■ EXERCISE ■
Omit all images. Transcribe the rest of the material below exactly.

■ DATA ■
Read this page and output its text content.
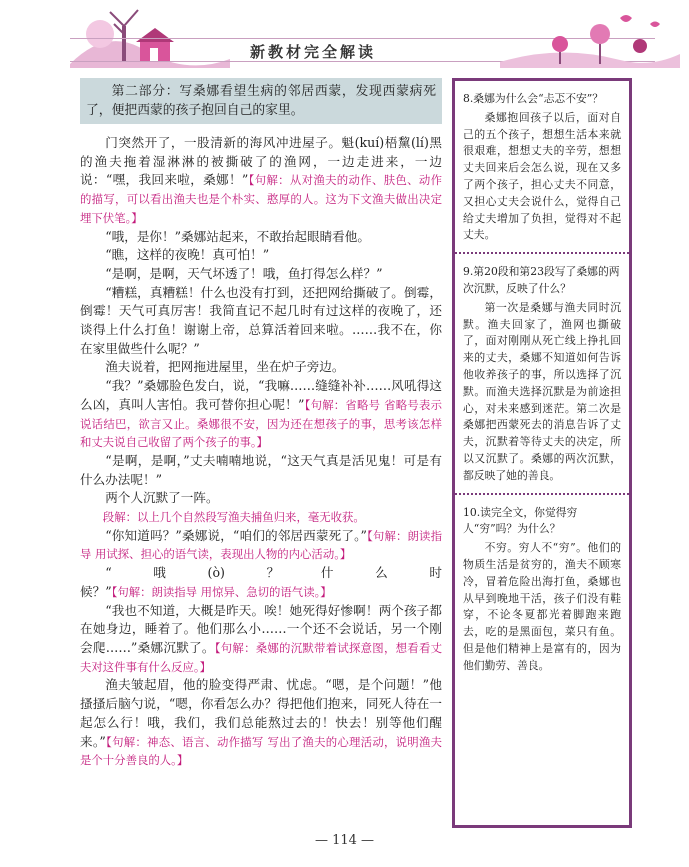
新教材完全解读

第二部分：写桑娜看望生病的邻居西蒙，发现西蒙病死了，便把西蒙的孩子抱回自己的家里。

门突然开了，一股清新的海风冲进屋子。魁(kuí)梧黧(lí)黑的渔夫拖着湿淋淋的被撕破了的渔网，一边走进来，一边说：“嘿，我回来啦，桑娜！”【句解：从对渔夫的动作、肤色、动作的描写，可以看出渔夫也是个朴实、憨厚的人。这为下文渔夫做出决定埋下伏笔。】

“哦，是你！”桑娜站起来，不敢抬起眼睛看他。

“瞧，这样的夜晚！真可怕！”

“是啊，是啊，天气坏透了！哦，鱼打得怎么样？”

“糟糕，真糟糕！什么也没有打到，还把网给撕破了。倒霉，倒霉！天气可真厉害！我简直记不起几时有过这样的夜晚了，还谈得上什么打鱼！谢谢上帝，总算活着回来啦。……我不在，你在家里做些什么呢？”

渔夫说着，把网拖进屋里，坐在炉子旁边。

“我？”桑娜脸色发白，说，“我嘛……缝缝补补……风吼得这么凶，真叫人害怕。我可替你担心呢！”【句解：省略号 省略号表示说话结巴，欲言又止。桑娜很不安，因为还在想孩子的事，思考该怎样和丈夫说自己收留了两个孩子的事。】

“是啊，是啊，”丈夫喃喃地说，“这天气真是活见鬼！可是有什么办法呢！”

两个人沉默了一阵。

段解：以上几个自然段写渔夫捕鱼归来，毫无收获。

“你知道吗？”桑娜说，“咱们的邻居西蒙死了。”【句解：朗读指导 用试探、担心的语气读，表现出人物的内心活动。】

“哦(ò)？什么时候？”【句解：朗读指导 用惊异、急切的语气读。】

“我也不知道，大概是昨天。唉！她死得好惨啊！两个孩子都在她身边，睡着了。他们那么小……一个还不会说话，另一个刚会爬……”桑娜沉默了。【句解：桑娜的沉默带着试探意图，想看看丈夫对这件事有什么反应。】

渔夫皱起眉，他的脸变得严肃、忧虑。“嗯，是个问题！”他搔搔后脑勺说，“嗯，你看怎么办？得把他们抱来，同死人待在一起怎么行！哦，我们，我们总能熬过去的！快去！别等他们醒来。”【句解：神态、语言、动作描写 写出了渔夫的心理活动，说明渔夫是个十分善良的人。】

8.桑娜为什么会“忐忑不安”？

桑娜抱回孩子以后，面对自己的五个孩子，想想生活本来就很艰难，想想丈夫的辛劳，想想丈夫回来后会怎么说，现在又多了两个孩子，担心丈夫不同意，又担心丈夫会说什么，觉得自己给丈夫增加了负担，觉得对不起丈夫。

9.第20段和第23段写了桑娜的两次沉默，反映了什么？

第一次是桑娜与渔夫同时沉默。渔夫回家了，渔网也撕破了，面对刚刚从死亡线上挣扎回来的丈夫，桑娜不知道如何告诉他收养孩子的事，所以选择了沉默。而渔夫选择沉默是为前途担心，对未来感到迷茫。第二次是桑娜把西蒙死去的消息告诉了丈夫，沉默着等待丈夫的决定，所以又沉默了。桑娜的两次沉默，都反映了她的善良。

10.读完全文，你觉得穷人“穷”吗？为什么？

不穷。穷人不“穷”。他们的物质生活是贫穷的，渔夫不顾寒冷，冒着危险出海打鱼，桑娜也从早到晚地干活，孩子们没有鞋穿，不论冬夏都光着脚跑来跑去，吃的是黑面包，菜只有鱼。但是他们精神上是富有的，因为他们勤劳、善良。

— 114 —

■ ANSWER ■
Read this page and output its text content.
新教材完全解读

第二部分：写桑娜看望生病的邻居西蒙，发现西蒙病死了，便把西蒙的孩子抱回自己的家里。

门突然开了，一股清新的海风冲进屋子。魁(kuí)梧黧(lí)黑的渔夫拖着湿淋淋的被撕破了的渔网，一边走进来，一边说：“嘿，我回来啦，桑娜！”【句解：从对渔夫的动作、肤色、动作的描写，可以看出渔夫也是个朴实、憨厚的人。这为下文渔夫做出决定埋下伏笔。】

“哦，是你！”桑娜站起来，不敢抬起眼睛看他。

“瞧，这样的夜晚！真可怕！”

“是啊，是啊，天气坏透了！哦，鱼打得怎么样？”

“糟糕，真糟糕！什么也没有打到，还把网给撕破了。倒霉，倒霉！天气可真厉害！我简直记不起几时有过这样的夜晚了，还谈得上什么打鱼！谢谢上帝，总算活着回来啦。……我不在，你在家里做些什么呢？”

渔夫说着，把网拖进屋里，坐在炉子旁边。

“我？”桑娜脸色发白，说，“我嘛……缝缝补补……风吼得这么凶，真叫人害怕。我可替你担心呢！”【句解：省略号 省略号表示说话结巴，欲言又止。桑娜很不安，因为还在想孩子的事，思考该怎样和丈夫说自己收留了两个孩子的事。】

“是啊，是啊，”丈夫喃喃地说，“这天气真是活见鬼！可是有什么办法呢！”

两个人沉默了一阵。

段解：以上几个自然段写渔夫捕鱼归来，毫无收获。

“你知道吗？”桑娜说，“咱们的邻居西蒙死了。”【句解：朗读指导 用试探、担心的语气读，表现出人物的内心活动。】

“哦(ò)？什么时候？”【句解：朗读指导 用惊异、急切的语气读。】

“我也不知道，大概是昨天。唉！她死得好惨啊！两个孩子都在她身边，睡着了。他们那么小……一个还不会说话，另一个刚会爬……”桑娜沉默了。【句解：桑娜的沉默带着试探意图，想看看丈夫对这件事有什么反应。】

渔夫皱起眉，他的脸变得严肃、忧虑。“嗯，是个问题！”他搔搔后脑勺说，“嗯，你看怎么办？得把他们抱来，同死人待在一起怎么行！哦，我们，我们总能熬过去的！快去！别等他们醒来。”【句解：神态、语言、动作描写 写出了渔夫的心理活动，说明渔夫是个十分善良的人。】

8.桑娜为什么会“忐忑不安”？

桑娜抱回孩子以后，面对自己的五个孩子，想想生活本来就很艰难，想想丈夫的辛劳，想想丈夫回来后会怎么说，现在又多了两个孩子，担心丈夫不同意，又担心丈夫会说什么，觉得自己给丈夫增加了负担，觉得对不起丈夫。

9.第20段和第23段写了桑娜的两次沉默，反映了什么？

第一次是桑娜与渔夫同时沉默。渔夫回家了，渔网也撕破了，面对刚刚从死亡线上挣扎回来的丈夫，桑娜不知道如何告诉他收养孩子的事，所以选择了沉默。而渔夫选择沉默是为前途担心，对未来感到迷茫。第二次是桑娜把西蒙死去的消息告诉了丈夫，沉默着等待丈夫的决定，所以又沉默了。桑娜的两次沉默，都反映了她的善良。

10.读完全文，你觉得穷人“穷”吗？为什么？

不穷。穷人不“穷”。他们的物质生活是贫穷的，渔夫不顾寒冷，冒着危险出海打鱼，桑娜也从早到晚地干活，孩子们没有鞋穿，不论冬夏都光着脚跑来跑去，吃的是黑面包，菜只有鱼。但是他们精神上是富有的，因为他们勤劳、善良。

— 114 —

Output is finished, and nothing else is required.